==== DATASET ROWS

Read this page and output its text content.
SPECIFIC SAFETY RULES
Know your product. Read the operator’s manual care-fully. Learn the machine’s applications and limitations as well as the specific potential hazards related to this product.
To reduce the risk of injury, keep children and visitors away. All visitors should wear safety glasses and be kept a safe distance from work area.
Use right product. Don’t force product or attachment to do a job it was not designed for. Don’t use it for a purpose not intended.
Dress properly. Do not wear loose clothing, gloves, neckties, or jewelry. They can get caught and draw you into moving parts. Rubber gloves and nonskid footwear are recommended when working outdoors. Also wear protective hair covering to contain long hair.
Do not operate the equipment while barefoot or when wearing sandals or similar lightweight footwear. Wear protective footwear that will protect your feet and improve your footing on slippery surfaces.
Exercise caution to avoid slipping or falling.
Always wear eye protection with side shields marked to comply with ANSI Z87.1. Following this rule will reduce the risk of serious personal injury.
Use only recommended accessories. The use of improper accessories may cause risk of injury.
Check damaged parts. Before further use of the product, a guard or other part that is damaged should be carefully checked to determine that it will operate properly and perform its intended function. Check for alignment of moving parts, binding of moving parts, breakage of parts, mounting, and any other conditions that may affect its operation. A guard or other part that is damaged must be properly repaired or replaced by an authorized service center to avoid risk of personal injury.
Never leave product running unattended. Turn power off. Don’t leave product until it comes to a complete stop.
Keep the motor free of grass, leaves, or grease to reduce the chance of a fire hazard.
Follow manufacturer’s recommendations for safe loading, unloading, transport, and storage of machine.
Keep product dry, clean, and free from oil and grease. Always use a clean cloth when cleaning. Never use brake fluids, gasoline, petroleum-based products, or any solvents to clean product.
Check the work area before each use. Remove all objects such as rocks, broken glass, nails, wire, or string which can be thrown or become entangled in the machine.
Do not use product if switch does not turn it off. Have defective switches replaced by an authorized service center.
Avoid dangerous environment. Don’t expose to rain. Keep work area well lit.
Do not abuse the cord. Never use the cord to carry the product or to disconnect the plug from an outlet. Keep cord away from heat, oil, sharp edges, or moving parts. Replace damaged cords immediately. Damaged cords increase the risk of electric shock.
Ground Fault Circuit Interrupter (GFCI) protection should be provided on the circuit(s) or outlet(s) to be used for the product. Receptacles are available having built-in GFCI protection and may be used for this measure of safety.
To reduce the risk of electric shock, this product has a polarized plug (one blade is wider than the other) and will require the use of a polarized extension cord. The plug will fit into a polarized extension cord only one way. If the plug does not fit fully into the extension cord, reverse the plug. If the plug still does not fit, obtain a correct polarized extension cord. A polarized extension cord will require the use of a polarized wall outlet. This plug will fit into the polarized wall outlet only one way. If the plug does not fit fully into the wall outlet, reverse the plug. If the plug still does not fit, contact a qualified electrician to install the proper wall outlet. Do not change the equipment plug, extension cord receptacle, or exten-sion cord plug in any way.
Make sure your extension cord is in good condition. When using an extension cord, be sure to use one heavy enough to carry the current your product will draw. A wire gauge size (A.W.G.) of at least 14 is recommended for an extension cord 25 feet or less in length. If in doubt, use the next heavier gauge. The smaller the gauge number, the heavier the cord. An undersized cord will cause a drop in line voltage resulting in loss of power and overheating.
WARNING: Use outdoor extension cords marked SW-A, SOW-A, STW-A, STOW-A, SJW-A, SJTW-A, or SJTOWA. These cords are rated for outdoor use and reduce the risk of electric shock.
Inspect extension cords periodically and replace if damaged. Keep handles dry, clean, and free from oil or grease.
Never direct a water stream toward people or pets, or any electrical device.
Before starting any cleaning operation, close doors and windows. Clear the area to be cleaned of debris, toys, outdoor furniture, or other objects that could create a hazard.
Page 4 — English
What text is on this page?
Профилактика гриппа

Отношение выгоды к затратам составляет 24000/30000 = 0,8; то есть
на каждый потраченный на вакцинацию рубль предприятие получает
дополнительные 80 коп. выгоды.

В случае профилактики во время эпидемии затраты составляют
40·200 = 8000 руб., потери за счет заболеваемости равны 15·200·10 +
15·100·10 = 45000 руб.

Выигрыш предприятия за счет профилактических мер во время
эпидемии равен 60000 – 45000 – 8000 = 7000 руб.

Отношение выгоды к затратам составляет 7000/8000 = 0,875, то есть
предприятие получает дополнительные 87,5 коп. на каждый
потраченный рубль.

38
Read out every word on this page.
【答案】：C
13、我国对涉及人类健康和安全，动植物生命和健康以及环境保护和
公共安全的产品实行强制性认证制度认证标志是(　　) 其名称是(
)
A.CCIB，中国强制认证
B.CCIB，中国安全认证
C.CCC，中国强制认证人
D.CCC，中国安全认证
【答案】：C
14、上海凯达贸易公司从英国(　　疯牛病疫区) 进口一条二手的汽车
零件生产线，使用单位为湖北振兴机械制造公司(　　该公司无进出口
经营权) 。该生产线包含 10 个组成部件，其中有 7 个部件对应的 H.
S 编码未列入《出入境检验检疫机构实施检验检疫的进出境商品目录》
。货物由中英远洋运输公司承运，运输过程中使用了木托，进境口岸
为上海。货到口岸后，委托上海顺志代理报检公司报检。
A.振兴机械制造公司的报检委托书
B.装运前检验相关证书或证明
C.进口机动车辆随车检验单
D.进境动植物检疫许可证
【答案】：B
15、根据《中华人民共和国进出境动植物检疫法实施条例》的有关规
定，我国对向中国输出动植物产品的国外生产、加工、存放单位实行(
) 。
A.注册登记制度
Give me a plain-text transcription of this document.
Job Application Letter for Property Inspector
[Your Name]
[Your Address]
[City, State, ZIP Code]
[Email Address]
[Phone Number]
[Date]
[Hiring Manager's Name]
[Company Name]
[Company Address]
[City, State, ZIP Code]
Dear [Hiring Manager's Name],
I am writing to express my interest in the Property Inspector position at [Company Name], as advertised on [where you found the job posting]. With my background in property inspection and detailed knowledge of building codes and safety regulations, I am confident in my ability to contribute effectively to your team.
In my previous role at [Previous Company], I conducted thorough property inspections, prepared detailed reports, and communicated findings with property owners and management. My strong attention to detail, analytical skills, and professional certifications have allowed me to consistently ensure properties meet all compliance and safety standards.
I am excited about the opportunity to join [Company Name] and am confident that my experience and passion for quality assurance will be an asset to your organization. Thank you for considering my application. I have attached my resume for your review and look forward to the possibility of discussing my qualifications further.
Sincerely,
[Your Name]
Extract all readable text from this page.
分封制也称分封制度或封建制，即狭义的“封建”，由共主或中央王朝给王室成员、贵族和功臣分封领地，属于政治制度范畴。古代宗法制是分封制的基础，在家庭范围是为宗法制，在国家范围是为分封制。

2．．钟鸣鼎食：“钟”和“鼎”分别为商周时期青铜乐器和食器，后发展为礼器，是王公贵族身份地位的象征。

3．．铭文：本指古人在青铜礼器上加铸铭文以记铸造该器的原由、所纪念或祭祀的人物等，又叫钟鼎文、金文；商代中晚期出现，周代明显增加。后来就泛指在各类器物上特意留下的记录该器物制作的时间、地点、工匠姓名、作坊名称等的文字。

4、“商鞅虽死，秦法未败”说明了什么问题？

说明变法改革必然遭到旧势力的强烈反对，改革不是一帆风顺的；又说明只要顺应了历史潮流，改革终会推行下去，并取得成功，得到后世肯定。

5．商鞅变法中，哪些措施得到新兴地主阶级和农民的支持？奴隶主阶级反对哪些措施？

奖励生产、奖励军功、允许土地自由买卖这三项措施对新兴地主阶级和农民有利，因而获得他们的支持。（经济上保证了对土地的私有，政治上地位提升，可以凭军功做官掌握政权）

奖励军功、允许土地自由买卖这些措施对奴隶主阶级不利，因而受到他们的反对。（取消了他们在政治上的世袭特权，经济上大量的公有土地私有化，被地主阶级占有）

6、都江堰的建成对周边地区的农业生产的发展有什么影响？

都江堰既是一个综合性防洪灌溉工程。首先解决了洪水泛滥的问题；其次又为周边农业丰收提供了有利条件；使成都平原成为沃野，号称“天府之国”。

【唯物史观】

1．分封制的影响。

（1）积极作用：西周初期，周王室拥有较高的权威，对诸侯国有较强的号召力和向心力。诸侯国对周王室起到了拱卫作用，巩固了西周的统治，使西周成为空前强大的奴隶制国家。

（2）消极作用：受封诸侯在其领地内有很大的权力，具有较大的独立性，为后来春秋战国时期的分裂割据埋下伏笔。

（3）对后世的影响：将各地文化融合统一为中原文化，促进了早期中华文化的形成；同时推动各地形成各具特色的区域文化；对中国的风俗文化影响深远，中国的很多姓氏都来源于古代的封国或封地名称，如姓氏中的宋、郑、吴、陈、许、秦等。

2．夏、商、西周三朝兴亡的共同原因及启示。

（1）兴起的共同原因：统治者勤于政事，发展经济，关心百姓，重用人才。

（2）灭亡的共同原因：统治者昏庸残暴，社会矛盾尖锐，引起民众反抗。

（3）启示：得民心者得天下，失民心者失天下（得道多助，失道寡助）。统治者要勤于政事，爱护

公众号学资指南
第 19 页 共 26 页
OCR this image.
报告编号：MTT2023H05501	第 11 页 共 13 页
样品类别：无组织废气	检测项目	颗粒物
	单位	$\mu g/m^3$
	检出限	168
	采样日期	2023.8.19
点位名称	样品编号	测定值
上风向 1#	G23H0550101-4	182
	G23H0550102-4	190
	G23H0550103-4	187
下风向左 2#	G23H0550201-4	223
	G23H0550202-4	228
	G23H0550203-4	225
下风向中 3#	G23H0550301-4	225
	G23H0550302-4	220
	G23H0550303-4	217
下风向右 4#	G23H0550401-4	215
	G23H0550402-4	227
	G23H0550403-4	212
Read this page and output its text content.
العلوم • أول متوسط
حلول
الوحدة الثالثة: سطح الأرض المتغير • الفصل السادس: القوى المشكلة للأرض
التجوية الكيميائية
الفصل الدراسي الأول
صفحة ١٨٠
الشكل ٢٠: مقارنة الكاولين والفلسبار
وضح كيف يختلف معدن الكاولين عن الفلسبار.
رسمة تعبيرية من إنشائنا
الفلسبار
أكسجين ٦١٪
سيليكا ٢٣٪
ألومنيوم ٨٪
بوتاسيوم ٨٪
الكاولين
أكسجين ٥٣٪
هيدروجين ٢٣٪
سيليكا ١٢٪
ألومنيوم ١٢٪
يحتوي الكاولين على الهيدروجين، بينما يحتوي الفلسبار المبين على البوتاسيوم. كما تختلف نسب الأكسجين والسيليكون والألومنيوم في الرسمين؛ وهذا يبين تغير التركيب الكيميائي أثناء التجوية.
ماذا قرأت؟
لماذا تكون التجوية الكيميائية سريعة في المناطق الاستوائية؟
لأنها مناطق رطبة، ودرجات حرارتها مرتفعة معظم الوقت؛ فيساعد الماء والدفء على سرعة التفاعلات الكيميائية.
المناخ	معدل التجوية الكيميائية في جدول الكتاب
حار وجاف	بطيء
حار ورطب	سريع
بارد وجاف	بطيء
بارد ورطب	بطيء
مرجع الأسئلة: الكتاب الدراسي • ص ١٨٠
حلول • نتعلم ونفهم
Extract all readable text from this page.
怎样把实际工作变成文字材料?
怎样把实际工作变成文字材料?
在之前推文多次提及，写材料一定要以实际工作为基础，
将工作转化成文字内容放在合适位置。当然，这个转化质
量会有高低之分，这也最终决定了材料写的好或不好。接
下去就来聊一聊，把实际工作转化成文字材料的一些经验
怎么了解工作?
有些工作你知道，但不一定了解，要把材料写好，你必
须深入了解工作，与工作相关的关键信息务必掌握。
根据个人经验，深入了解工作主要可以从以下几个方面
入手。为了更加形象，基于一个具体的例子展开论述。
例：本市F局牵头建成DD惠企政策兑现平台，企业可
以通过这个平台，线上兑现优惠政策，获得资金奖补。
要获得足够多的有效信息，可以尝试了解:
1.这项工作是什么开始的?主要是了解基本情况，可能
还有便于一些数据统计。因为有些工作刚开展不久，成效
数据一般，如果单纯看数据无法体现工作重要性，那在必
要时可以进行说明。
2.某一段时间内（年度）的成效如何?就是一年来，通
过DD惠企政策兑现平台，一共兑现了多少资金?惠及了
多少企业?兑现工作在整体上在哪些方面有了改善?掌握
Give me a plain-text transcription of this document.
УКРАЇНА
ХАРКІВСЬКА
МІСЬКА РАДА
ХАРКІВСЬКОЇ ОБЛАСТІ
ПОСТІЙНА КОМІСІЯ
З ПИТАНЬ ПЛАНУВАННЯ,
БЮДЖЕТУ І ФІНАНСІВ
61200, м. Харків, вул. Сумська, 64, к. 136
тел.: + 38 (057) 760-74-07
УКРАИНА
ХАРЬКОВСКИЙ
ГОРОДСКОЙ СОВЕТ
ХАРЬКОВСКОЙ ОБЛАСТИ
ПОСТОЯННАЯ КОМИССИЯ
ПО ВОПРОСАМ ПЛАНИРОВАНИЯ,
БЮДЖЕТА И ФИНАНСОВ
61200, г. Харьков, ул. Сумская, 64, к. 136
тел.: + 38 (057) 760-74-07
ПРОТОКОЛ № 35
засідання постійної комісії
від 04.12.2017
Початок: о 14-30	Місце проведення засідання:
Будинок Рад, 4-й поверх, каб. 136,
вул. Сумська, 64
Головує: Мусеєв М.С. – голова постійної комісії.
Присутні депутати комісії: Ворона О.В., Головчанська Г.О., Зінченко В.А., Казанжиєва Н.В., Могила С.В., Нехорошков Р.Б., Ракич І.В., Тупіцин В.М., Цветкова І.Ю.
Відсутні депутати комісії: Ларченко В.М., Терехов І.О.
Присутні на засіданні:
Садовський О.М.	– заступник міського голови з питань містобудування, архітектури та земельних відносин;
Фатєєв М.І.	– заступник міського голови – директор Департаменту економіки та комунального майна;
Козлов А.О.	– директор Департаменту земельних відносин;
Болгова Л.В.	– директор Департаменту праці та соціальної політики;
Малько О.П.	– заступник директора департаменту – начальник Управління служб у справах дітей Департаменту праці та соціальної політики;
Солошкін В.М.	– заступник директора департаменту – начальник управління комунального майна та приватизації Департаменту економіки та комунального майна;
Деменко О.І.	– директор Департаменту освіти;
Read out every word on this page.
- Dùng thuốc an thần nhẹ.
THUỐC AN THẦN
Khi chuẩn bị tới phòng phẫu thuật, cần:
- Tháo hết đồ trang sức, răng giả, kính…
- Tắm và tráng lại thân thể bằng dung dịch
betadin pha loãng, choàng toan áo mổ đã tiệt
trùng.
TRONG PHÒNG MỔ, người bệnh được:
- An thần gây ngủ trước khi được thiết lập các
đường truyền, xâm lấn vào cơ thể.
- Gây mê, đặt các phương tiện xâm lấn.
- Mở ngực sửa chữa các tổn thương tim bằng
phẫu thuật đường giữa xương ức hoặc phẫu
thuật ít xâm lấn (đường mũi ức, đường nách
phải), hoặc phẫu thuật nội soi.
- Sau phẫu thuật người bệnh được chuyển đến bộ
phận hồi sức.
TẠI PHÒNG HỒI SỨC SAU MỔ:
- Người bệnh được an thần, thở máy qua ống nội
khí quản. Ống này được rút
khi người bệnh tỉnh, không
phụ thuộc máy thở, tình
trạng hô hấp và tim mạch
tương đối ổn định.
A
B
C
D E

========

■ EXERCISE REQUIREMENTS:
Search the entries for the word "есть" and pick out every line that holds it.

■ COMPLETED EXERCISE:
Отношение выгоды к затратам составляет 24000/30000 = 0,8; то есть
Отношение выгоды к затратам составляет 7000/8000 = 0,875, то есть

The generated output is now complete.